Stored data:
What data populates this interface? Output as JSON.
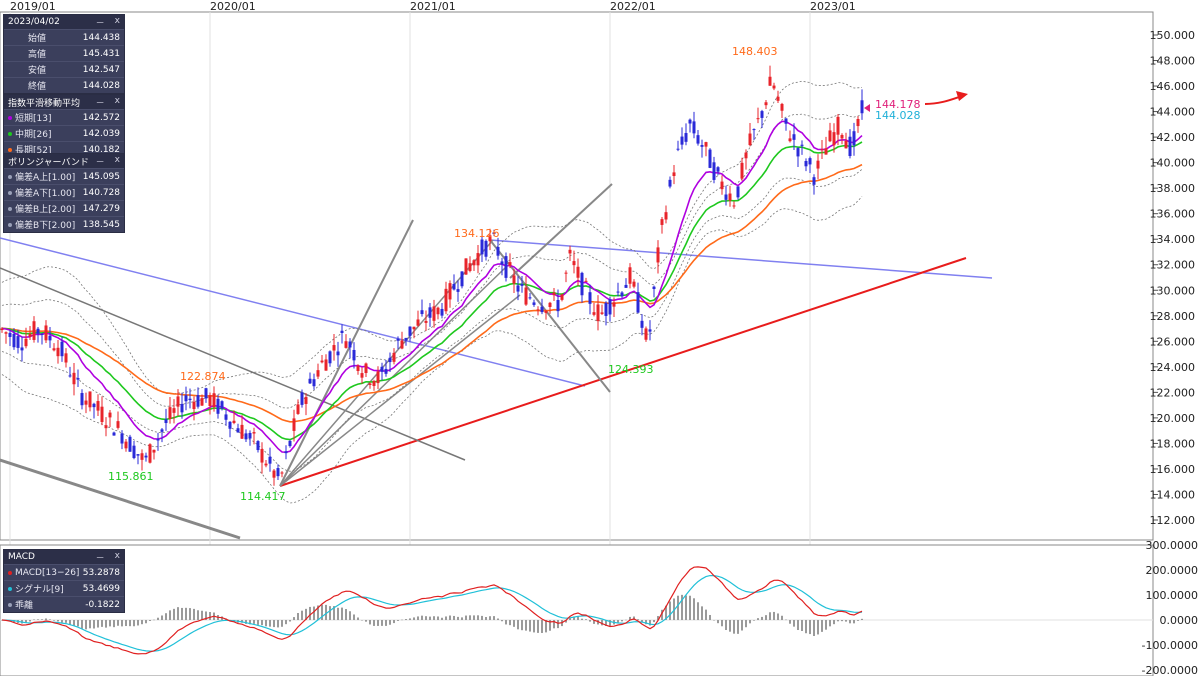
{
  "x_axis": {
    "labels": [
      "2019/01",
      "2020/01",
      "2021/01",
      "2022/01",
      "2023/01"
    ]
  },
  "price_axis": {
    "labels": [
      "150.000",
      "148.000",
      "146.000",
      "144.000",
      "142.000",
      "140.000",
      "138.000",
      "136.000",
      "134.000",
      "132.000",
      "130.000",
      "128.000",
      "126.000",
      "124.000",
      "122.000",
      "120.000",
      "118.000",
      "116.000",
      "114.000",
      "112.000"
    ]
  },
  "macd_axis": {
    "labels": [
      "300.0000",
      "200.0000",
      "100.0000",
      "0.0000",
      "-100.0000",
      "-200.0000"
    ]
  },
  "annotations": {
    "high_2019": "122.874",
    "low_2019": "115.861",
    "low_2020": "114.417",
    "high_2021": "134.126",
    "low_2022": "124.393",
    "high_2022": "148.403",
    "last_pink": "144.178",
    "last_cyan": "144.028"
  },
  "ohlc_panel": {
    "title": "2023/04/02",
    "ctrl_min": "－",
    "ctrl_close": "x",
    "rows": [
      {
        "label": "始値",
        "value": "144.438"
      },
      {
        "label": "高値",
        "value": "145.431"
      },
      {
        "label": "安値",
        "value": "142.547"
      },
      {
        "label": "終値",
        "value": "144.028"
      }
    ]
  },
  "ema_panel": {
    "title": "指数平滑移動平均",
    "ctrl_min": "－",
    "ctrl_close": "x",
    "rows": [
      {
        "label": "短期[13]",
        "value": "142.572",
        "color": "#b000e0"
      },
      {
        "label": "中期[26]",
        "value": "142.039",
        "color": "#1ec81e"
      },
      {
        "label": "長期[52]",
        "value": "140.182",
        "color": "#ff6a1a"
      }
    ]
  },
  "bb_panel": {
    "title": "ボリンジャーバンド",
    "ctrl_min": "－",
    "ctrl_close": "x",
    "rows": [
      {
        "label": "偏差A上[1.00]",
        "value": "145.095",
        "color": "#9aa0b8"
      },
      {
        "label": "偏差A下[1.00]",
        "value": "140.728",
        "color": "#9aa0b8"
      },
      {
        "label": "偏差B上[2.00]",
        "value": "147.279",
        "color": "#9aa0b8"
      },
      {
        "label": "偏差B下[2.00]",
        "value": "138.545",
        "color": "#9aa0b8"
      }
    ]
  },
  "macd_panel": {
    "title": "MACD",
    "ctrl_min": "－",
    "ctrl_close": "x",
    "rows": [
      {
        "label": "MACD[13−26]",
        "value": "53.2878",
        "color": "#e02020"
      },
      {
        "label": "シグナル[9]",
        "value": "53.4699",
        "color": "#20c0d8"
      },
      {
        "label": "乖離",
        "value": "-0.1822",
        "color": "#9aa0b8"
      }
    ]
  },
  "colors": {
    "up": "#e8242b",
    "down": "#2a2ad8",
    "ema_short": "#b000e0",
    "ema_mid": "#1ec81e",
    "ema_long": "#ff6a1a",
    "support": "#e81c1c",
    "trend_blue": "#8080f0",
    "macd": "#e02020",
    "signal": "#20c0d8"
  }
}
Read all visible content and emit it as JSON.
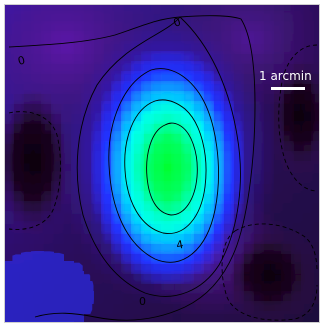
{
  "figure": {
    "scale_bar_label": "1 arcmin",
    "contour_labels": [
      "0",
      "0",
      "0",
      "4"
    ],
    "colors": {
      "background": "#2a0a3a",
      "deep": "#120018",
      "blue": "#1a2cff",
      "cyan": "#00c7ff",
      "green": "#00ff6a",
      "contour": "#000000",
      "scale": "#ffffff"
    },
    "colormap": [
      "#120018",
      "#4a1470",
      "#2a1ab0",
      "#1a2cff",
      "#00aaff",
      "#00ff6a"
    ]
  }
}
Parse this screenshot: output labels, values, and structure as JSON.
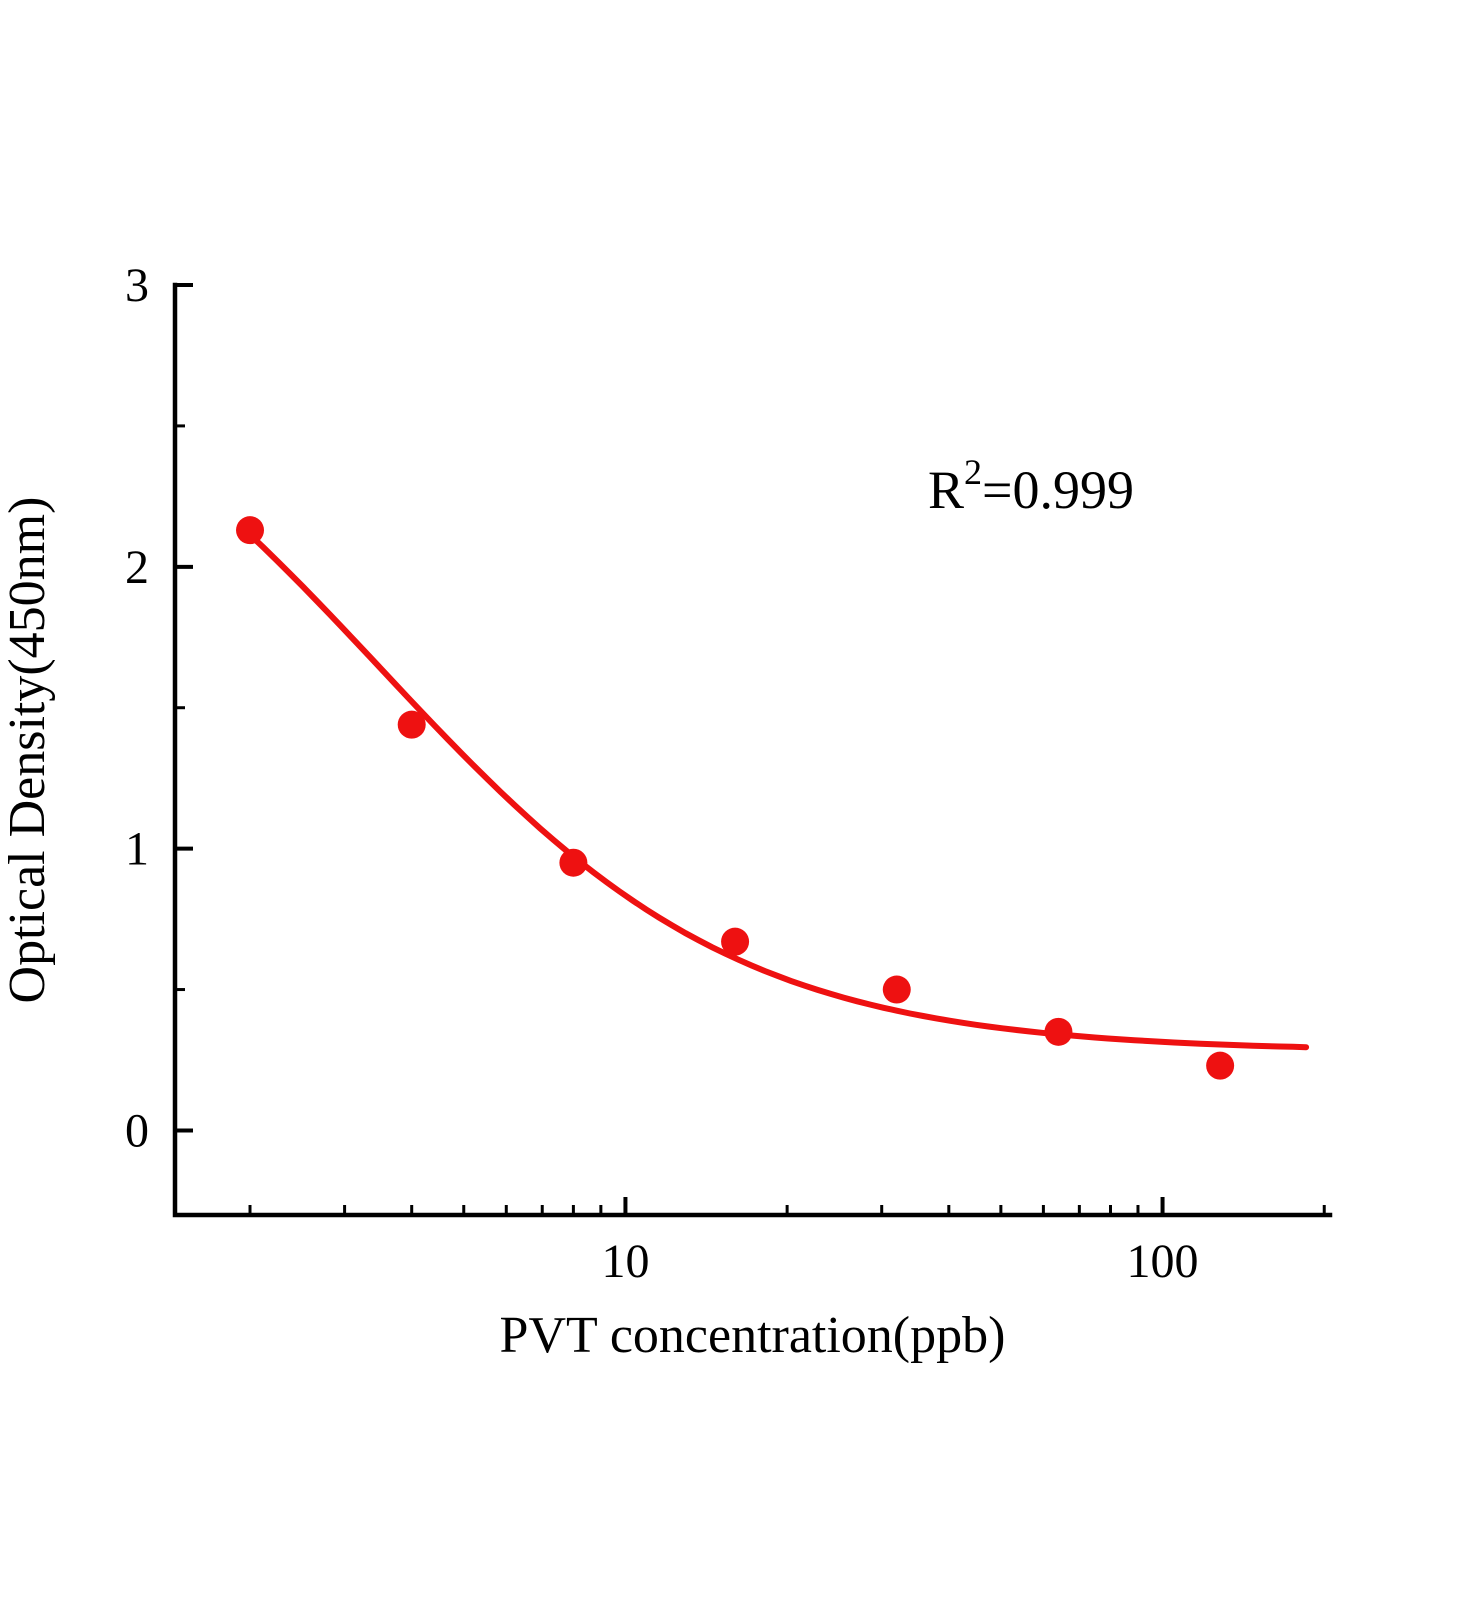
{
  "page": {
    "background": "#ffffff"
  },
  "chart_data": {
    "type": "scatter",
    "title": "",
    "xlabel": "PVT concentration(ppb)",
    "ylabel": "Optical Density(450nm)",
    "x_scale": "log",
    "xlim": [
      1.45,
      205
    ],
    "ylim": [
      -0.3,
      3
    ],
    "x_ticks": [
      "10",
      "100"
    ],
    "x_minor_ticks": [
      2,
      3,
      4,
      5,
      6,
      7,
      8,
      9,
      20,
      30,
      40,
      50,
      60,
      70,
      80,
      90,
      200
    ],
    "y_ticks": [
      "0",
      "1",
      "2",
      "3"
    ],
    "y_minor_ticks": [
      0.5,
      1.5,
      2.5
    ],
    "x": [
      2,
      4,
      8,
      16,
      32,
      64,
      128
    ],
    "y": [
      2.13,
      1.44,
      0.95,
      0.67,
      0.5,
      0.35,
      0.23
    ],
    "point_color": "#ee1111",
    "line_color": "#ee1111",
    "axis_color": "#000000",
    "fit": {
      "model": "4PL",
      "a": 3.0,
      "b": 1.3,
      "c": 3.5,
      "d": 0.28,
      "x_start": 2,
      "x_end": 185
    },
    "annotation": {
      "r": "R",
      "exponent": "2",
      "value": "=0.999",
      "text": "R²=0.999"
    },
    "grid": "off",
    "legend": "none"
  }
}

Goal of the exercise: Using the material above, state how many lines include the string "background". Answer with a single number.

Written response: 2